Problem details :: Each line containing the word "this" must be reported.

Records from a dataset ::
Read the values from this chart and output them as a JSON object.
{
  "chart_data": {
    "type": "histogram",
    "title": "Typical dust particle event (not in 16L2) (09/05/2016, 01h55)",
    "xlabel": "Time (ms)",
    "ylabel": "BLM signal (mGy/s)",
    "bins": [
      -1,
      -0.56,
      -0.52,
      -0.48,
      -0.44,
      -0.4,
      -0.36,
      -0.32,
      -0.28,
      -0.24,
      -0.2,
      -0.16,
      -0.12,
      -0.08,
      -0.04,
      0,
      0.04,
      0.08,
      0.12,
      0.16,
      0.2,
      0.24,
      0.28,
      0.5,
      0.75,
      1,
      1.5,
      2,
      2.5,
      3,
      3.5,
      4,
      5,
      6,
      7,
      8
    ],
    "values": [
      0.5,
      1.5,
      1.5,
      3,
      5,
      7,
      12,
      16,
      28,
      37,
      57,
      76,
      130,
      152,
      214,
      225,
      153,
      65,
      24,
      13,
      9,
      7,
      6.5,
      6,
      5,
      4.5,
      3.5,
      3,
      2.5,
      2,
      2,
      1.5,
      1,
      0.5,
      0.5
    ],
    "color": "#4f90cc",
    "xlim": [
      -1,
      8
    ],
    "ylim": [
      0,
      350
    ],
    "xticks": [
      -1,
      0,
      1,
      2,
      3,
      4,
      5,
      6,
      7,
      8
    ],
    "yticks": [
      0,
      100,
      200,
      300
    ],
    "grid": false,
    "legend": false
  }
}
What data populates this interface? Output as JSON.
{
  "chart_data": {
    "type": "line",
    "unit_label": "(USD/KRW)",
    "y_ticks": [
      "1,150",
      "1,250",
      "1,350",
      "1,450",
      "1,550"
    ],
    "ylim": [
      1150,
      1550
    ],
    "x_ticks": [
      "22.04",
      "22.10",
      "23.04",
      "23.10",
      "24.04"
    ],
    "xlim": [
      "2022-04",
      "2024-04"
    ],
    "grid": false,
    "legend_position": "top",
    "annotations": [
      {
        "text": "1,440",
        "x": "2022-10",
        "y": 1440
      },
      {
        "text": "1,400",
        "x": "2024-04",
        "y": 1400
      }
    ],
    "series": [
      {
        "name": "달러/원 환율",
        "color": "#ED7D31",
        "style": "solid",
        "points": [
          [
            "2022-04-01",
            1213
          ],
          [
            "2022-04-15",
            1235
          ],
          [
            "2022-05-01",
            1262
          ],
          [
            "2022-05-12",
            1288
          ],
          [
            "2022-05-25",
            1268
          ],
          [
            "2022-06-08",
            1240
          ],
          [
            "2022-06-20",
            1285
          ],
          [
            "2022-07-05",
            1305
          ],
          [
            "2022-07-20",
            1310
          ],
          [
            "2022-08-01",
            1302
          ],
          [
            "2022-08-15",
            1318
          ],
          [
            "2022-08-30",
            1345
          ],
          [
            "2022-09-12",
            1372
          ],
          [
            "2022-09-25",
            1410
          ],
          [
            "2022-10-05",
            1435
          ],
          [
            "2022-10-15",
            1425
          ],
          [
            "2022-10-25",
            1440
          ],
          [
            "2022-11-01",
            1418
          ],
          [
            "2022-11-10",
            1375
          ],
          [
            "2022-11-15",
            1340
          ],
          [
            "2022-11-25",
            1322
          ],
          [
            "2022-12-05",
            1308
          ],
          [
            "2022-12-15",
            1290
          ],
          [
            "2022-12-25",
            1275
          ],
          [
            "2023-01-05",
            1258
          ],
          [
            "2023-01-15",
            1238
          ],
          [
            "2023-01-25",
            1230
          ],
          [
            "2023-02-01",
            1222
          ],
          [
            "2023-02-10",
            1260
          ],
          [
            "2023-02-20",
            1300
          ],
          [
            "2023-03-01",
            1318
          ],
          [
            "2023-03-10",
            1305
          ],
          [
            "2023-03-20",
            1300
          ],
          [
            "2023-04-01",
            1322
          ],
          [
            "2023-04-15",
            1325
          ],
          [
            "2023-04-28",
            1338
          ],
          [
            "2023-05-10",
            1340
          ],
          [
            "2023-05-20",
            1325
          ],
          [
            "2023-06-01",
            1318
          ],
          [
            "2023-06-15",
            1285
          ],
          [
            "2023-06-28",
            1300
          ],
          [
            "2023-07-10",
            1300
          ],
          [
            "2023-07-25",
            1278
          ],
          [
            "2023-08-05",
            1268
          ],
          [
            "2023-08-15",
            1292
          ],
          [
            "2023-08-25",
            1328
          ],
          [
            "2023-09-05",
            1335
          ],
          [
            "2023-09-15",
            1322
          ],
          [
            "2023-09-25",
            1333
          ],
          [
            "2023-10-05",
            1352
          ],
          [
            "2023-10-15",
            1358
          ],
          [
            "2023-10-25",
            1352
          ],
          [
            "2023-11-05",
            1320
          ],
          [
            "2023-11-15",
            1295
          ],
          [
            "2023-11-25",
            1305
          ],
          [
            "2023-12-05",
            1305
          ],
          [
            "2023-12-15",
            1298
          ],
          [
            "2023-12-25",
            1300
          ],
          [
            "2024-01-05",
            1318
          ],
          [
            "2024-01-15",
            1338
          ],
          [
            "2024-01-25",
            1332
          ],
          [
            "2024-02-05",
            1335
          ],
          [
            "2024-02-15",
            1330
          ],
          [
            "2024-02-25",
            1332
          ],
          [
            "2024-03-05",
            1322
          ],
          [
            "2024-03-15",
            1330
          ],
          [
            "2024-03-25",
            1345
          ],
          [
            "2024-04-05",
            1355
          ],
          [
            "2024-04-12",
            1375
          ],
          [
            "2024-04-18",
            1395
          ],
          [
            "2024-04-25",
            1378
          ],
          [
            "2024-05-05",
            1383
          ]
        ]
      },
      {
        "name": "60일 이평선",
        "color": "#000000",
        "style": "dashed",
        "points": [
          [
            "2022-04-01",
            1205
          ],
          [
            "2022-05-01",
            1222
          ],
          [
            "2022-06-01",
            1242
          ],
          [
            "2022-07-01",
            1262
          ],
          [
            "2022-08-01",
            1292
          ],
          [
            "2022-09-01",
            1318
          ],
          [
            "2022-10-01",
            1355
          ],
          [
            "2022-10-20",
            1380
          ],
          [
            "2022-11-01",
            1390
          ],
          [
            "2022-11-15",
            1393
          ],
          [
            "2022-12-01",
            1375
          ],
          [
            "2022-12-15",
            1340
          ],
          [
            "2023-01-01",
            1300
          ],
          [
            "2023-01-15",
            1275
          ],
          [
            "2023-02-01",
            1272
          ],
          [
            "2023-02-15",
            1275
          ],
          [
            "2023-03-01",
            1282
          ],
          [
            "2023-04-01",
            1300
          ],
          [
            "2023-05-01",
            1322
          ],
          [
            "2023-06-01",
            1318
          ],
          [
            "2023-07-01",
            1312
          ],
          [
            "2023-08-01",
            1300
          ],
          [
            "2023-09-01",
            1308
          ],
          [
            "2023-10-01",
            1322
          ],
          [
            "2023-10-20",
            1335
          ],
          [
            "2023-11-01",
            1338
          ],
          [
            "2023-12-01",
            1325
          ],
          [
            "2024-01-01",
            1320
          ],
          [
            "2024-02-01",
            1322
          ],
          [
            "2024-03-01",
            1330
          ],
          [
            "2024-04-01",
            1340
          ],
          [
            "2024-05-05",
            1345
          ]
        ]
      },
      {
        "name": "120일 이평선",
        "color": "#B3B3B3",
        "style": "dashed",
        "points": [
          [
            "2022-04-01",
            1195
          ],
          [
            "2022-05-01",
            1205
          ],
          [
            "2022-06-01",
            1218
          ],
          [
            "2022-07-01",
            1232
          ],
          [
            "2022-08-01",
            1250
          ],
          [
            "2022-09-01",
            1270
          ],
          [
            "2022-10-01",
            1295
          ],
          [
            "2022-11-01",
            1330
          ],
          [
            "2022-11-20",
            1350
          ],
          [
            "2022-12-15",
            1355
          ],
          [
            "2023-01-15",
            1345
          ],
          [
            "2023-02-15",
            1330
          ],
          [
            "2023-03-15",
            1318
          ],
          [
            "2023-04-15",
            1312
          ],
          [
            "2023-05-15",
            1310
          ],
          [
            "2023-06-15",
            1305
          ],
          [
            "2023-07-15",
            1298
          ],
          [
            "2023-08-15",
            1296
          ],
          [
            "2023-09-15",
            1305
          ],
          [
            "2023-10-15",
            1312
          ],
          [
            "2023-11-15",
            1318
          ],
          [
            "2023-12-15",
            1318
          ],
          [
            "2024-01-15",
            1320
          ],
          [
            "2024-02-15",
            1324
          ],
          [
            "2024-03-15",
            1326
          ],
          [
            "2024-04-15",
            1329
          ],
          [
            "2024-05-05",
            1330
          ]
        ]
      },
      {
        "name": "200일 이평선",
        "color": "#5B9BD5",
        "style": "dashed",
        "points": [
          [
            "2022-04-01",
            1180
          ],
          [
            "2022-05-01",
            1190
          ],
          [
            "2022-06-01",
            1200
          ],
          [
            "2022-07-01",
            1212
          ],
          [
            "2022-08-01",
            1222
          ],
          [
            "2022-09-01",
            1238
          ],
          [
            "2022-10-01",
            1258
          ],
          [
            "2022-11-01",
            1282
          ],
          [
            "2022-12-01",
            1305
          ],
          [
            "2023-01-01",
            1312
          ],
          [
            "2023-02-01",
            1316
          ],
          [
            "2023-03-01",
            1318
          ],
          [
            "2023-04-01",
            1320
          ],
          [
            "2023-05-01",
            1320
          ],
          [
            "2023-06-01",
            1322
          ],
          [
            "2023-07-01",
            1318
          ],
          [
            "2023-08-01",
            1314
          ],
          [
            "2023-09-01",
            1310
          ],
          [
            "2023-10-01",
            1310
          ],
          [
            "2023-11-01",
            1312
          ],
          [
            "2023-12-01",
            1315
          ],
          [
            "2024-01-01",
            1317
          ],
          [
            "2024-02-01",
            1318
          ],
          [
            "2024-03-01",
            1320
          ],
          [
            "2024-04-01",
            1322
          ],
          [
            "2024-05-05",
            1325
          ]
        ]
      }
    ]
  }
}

Answer to the problem ::
Read the values from this chart and output them as a JSON object.
What data populates this interface? Output as JSON.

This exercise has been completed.